▶ _Given instruction_
Output all records precisely as written.

▶ _Data listing_

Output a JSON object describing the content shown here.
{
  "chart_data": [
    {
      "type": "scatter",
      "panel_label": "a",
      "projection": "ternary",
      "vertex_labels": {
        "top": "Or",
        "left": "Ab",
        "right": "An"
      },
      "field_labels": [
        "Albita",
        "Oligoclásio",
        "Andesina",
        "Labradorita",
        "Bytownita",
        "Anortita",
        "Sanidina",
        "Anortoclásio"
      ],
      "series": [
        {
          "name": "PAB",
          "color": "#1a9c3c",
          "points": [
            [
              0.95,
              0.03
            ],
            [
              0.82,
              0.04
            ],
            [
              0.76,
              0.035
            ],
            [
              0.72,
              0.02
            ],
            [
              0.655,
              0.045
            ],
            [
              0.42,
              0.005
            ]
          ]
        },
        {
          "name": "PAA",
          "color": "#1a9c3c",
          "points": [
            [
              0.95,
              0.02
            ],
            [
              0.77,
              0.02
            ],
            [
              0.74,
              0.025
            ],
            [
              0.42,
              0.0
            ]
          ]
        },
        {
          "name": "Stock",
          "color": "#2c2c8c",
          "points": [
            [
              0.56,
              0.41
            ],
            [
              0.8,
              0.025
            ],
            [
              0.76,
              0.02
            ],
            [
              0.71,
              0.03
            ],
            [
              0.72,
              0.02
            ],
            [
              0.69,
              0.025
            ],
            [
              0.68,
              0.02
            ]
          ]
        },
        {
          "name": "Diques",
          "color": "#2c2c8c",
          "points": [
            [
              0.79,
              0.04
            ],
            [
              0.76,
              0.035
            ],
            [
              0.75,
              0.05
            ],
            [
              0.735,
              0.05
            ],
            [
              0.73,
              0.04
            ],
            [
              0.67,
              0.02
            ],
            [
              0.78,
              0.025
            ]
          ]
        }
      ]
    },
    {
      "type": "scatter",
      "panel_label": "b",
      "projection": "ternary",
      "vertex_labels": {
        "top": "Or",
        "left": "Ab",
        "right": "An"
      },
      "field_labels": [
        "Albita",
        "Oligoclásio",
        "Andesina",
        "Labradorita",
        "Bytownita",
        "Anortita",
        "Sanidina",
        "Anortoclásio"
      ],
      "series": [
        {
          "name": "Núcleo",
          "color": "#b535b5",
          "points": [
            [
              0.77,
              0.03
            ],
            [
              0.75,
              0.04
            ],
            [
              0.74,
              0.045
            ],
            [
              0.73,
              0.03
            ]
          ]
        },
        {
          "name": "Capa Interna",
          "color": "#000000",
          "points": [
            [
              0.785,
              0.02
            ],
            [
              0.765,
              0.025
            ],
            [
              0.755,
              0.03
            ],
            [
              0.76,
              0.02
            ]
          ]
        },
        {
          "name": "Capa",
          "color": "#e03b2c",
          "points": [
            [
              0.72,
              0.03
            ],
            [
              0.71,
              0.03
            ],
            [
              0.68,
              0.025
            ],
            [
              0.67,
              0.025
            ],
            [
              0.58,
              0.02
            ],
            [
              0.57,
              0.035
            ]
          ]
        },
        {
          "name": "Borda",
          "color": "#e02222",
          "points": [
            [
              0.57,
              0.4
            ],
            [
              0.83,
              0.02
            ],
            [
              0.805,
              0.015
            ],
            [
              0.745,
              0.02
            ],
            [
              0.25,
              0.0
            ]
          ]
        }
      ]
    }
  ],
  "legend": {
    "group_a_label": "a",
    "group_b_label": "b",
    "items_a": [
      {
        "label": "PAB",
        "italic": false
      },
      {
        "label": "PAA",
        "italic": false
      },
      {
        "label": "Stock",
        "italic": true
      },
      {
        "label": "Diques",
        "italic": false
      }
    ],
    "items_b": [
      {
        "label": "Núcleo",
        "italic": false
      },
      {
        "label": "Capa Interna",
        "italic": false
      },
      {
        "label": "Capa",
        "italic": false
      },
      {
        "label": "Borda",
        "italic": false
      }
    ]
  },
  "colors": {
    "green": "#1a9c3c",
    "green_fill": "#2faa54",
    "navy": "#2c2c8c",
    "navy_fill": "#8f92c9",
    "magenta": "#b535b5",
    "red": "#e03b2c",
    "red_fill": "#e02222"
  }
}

▶ _Task answer_
Output a JSON object describing the content shown here.
{
  "chart_data": [
    {
      "type": "scatter",
      "panel_label": "a",
      "projection": "ternary",
      "vertex_labels": {
        "top": "Or",
        "left": "Ab",
        "right": "An"
      },
      "field_labels": [
        "Albita",
        "Oligoclásio",
        "Andesina",
        "Labradorita",
        "Bytownita",
        "Anortita",
        "Sanidina",
        "Anortoclásio"
      ],
      "series": [
        {
          "name": "PAB",
          "color": "#1a9c3c",
          "points": [
            [
              0.95,
              0.03
            ],
            [
              0.82,
              0.04
            ],
            [
              0.76,
              0.035
            ],
            [
              0.72,
              0.02
            ],
            [
              0.655,
              0.045
            ],
            [
              0.42,
              0.005
            ]
          ]
        },
        {
          "name": "PAA",
          "color": "#1a9c3c",
          "points": [
            [
              0.95,
              0.02
            ],
            [
              0.77,
              0.02
            ],
            [
              0.74,
              0.025
            ],
            [
              0.42,
              0.0
            ]
          ]
        },
        {
          "name": "Stock",
          "color": "#2c2c8c",
          "points": [
            [
              0.56,
              0.41
            ],
            [
              0.8,
              0.025
            ],
            [
              0.76,
              0.02
            ],
            [
              0.71,
              0.03
            ],
            [
              0.72,
              0.02
            ],
            [
              0.69,
              0.025
            ],
            [
              0.68,
              0.02
            ]
          ]
        },
        {
          "name": "Diques",
          "color": "#2c2c8c",
          "points": [
            [
              0.79,
              0.04
            ],
            [
              0.76,
              0.035
            ],
            [
              0.75,
              0.05
            ],
            [
              0.735,
              0.05
            ],
            [
              0.73,
              0.04
            ],
            [
              0.67,
              0.02
            ],
            [
              0.78,
              0.025
            ]
          ]
        }
      ]
    },
    {
      "type": "scatter",
      "panel_label": "b",
      "projection": "ternary",
      "vertex_labels": {
        "top": "Or",
        "left": "Ab",
        "right": "An"
      },
      "field_labels": [
        "Albita",
        "Oligoclásio",
        "Andesina",
        "Labradorita",
        "Bytownita",
        "Anortita",
        "Sanidina",
        "Anortoclásio"
      ],
      "series": [
        {
          "name": "Núcleo",
          "color": "#b535b5",
          "points": [
            [
              0.77,
              0.03
            ],
            [
              0.75,
              0.04
            ],
            [
              0.74,
              0.045
            ],
            [
              0.73,
              0.03
            ]
          ]
        },
        {
          "name": "Capa Interna",
          "color": "#000000",
          "points": [
            [
              0.785,
              0.02
            ],
            [
              0.765,
              0.025
            ],
            [
              0.755,
              0.03
            ],
            [
              0.76,
              0.02
            ]
          ]
        },
        {
          "name": "Capa",
          "color": "#e03b2c",
          "points": [
            [
              0.72,
              0.03
            ],
            [
              0.71,
              0.03
            ],
            [
              0.68,
              0.025
            ],
            [
              0.67,
              0.025
            ],
            [
              0.58,
              0.02
            ],
            [
              0.57,
              0.035
            ]
          ]
        },
        {
          "name": "Borda",
          "color": "#e02222",
          "points": [
            [
              0.57,
              0.4
            ],
            [
              0.83,
              0.02
            ],
            [
              0.805,
              0.015
            ],
            [
              0.745,
              0.02
            ],
            [
              0.25,
              0.0
            ]
          ]
        }
      ]
    }
  ],
  "legend": {
    "group_a_label": "a",
    "group_b_label": "b",
    "items_a": [
      {
        "label": "PAB",
        "italic": false
      },
      {
        "label": "PAA",
        "italic": false
      },
      {
        "label": "Stock",
        "italic": true
      },
      {
        "label": "Diques",
        "italic": false
      }
    ],
    "items_b": [
      {
        "label": "Núcleo",
        "italic": false
      },
      {
        "label": "Capa Interna",
        "italic": false
      },
      {
        "label": "Capa",
        "italic": false
      },
      {
        "label": "Borda",
        "italic": false
      }
    ]
  },
  "colors": {
    "green": "#1a9c3c",
    "green_fill": "#2faa54",
    "navy": "#2c2c8c",
    "navy_fill": "#8f92c9",
    "magenta": "#b535b5",
    "red": "#e03b2c",
    "red_fill": "#e02222"
  }
}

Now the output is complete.